◆ Given task
Reproduce each line exactly. Skip none.

◆ Dataset rows
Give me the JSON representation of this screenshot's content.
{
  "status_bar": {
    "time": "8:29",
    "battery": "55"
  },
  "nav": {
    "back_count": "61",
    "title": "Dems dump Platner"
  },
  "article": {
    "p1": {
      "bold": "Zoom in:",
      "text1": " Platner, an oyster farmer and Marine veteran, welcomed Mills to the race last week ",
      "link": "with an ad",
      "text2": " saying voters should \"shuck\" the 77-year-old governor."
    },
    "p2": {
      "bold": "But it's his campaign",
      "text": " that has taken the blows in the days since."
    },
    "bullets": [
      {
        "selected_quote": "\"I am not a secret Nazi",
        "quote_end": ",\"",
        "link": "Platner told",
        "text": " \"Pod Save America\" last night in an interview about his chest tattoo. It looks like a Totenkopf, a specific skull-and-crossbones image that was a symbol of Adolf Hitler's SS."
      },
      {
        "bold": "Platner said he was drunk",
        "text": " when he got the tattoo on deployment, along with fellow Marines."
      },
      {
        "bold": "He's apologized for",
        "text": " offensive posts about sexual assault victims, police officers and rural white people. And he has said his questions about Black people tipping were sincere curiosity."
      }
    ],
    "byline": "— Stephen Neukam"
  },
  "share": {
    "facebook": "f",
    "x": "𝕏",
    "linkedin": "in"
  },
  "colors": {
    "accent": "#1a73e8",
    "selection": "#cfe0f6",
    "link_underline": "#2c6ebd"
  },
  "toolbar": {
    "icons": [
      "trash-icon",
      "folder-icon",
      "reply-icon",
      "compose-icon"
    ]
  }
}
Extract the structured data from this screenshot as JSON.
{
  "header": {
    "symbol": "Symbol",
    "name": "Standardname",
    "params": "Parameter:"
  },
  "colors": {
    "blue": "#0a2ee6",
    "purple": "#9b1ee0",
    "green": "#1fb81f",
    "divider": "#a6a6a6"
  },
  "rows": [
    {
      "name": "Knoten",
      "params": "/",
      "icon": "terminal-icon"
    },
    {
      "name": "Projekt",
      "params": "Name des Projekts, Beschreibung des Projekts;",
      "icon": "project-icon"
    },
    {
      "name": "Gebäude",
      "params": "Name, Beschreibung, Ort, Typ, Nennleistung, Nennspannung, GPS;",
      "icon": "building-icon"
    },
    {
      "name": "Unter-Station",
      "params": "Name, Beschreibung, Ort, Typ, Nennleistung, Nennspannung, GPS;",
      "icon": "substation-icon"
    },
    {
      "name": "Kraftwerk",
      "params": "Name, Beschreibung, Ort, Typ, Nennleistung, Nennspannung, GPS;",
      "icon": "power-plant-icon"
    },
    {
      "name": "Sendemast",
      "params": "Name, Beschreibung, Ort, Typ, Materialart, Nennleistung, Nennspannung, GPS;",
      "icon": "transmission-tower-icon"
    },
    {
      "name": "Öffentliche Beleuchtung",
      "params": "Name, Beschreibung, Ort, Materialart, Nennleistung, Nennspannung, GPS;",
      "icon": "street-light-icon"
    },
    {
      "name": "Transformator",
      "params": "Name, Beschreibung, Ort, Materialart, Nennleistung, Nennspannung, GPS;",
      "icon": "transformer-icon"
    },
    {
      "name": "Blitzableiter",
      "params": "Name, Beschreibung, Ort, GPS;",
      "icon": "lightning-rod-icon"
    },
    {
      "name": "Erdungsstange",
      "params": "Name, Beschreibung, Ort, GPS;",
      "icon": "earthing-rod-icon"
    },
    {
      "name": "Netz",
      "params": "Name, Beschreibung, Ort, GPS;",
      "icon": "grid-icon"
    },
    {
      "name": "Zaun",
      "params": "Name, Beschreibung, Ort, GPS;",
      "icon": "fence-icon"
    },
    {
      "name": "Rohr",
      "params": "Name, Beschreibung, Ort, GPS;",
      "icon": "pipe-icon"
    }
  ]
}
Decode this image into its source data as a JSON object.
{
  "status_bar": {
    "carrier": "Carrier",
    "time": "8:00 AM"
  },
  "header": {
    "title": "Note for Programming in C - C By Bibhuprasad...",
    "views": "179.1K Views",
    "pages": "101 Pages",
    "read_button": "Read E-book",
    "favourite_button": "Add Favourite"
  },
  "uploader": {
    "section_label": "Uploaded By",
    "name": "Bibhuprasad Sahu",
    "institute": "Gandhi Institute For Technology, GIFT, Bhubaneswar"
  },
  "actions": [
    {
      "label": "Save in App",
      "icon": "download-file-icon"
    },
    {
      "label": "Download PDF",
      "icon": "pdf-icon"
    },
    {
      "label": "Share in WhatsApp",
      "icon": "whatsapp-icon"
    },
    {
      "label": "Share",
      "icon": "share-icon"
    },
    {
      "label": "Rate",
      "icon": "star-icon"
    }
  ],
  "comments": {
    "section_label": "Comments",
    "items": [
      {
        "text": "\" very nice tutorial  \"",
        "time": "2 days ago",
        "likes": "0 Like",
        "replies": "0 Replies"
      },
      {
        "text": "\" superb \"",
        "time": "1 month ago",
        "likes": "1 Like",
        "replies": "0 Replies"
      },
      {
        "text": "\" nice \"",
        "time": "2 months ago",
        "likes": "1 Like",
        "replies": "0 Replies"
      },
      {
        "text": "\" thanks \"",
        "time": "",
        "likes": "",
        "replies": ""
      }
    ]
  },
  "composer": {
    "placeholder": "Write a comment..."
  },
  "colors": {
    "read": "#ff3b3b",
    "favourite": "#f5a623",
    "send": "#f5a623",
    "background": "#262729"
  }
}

◆ Solution to the exercise
Give me the JSON representation of this screenshot's content.
{
  "status_bar": {
    "time": "8:29",
    "battery": "55"
  },
  "nav": {
    "back_count": "61",
    "title": "Dems dump Platner"
  },
  "article": {
    "p1": {
      "bold": "Zoom in:",
      "text1": " Platner, an oyster farmer and Marine veteran, welcomed Mills to the race last week ",
      "link": "with an ad",
      "text2": " saying voters should \"shuck\" the 77-year-old governor."
    },
    "p2": {
      "bold": "But it's his campaign",
      "text": " that has taken the blows in the days since."
    },
    "bullets": [
      {
        "selected_quote": "\"I am not a secret Nazi",
        "quote_end": ",\"",
        "link": "Platner told",
        "text": " \"Pod Save America\" last night in an interview about his chest tattoo. It looks like a Totenkopf, a specific skull-and-crossbones image that was a symbol of Adolf Hitler's SS."
      },
      {
        "bold": "Platner said he was drunk",
        "text": " when he got the tattoo on deployment, along with fellow Marines."
      },
      {
        "bold": "He's apologized for",
        "text": " offensive posts about sexual assault victims, police officers and rural white people. And he has said his questions about Black people tipping were sincere curiosity."
      }
    ],
    "byline": "— Stephen Neukam"
  },
  "share": {
    "facebook": "f",
    "x": "𝕏",
    "linkedin": "in"
  },
  "colors": {
    "accent": "#1a73e8",
    "selection": "#cfe0f6",
    "link_underline": "#2c6ebd"
  },
  "toolbar": {
    "icons": [
      "trash-icon",
      "folder-icon",
      "reply-icon",
      "compose-icon"
    ]
  }
}
Extract the structured data from this screenshot as JSON.
{
  "header": {
    "symbol": "Symbol",
    "name": "Standardname",
    "params": "Parameter:"
  },
  "colors": {
    "blue": "#0a2ee6",
    "purple": "#9b1ee0",
    "green": "#1fb81f",
    "divider": "#a6a6a6"
  },
  "rows": [
    {
      "name": "Knoten",
      "params": "/",
      "icon": "terminal-icon"
    },
    {
      "name": "Projekt",
      "params": "Name des Projekts, Beschreibung des Projekts;",
      "icon": "project-icon"
    },
    {
      "name": "Gebäude",
      "params": "Name, Beschreibung, Ort, Typ, Nennleistung, Nennspannung, GPS;",
      "icon": "building-icon"
    },
    {
      "name": "Unter-Station",
      "params": "Name, Beschreibung, Ort, Typ, Nennleistung, Nennspannung, GPS;",
      "icon": "substation-icon"
    },
    {
      "name": "Kraftwerk",
      "params": "Name, Beschreibung, Ort, Typ, Nennleistung, Nennspannung, GPS;",
      "icon": "power-plant-icon"
    },
    {
      "name": "Sendemast",
      "params": "Name, Beschreibung, Ort, Typ, Materialart, Nennleistung, Nennspannung, GPS;",
      "icon": "transmission-tower-icon"
    },
    {
      "name": "Öffentliche Beleuchtung",
      "params": "Name, Beschreibung, Ort, Materialart, Nennleistung, Nennspannung, GPS;",
      "icon": "street-light-icon"
    },
    {
      "name": "Transformator",
      "params": "Name, Beschreibung, Ort, Materialart, Nennleistung, Nennspannung, GPS;",
      "icon": "transformer-icon"
    },
    {
      "name": "Blitzableiter",
      "params": "Name, Beschreibung, Ort, GPS;",
      "icon": "lightning-rod-icon"
    },
    {
      "name": "Erdungsstange",
      "params": "Name, Beschreibung, Ort, GPS;",
      "icon": "earthing-rod-icon"
    },
    {
      "name": "Netz",
      "params": "Name, Beschreibung, Ort, GPS;",
      "icon": "grid-icon"
    },
    {
      "name": "Zaun",
      "params": "Name, Beschreibung, Ort, GPS;",
      "icon": "fence-icon"
    },
    {
      "name": "Rohr",
      "params": "Name, Beschreibung, Ort, GPS;",
      "icon": "pipe-icon"
    }
  ]
}
Decode this image into its source data as a JSON object.
{
  "status_bar": {
    "carrier": "Carrier",
    "time": "8:00 AM"
  },
  "header": {
    "title": "Note for Programming in C - C By Bibhuprasad...",
    "views": "179.1K Views",
    "pages": "101 Pages",
    "read_button": "Read E-book",
    "favourite_button": "Add Favourite"
  },
  "uploader": {
    "section_label": "Uploaded By",
    "name": "Bibhuprasad Sahu",
    "institute": "Gandhi Institute For Technology, GIFT, Bhubaneswar"
  },
  "actions": [
    {
      "label": "Save in App",
      "icon": "download-file-icon"
    },
    {
      "label": "Download PDF",
      "icon": "pdf-icon"
    },
    {
      "label": "Share in WhatsApp",
      "icon": "whatsapp-icon"
    },
    {
      "label": "Share",
      "icon": "share-icon"
    },
    {
      "label": "Rate",
      "icon": "star-icon"
    }
  ],
  "comments": {
    "section_label": "Comments",
    "items": [
      {
        "text": "\" very nice tutorial  \"",
        "time": "2 days ago",
        "likes": "0 Like",
        "replies": "0 Replies"
      },
      {
        "text": "\" superb \"",
        "time": "1 month ago",
        "likes": "1 Like",
        "replies": "0 Replies"
      },
      {
        "text": "\" nice \"",
        "time": "2 months ago",
        "likes": "1 Like",
        "replies": "0 Replies"
      },
      {
        "text": "\" thanks \"",
        "time": "",
        "likes": "",
        "replies": ""
      }
    ]
  },
  "composer": {
    "placeholder": "Write a comment..."
  },
  "colors": {
    "read": "#ff3b3b",
    "favourite": "#f5a623",
    "send": "#f5a623",
    "background": "#262729"
  }
}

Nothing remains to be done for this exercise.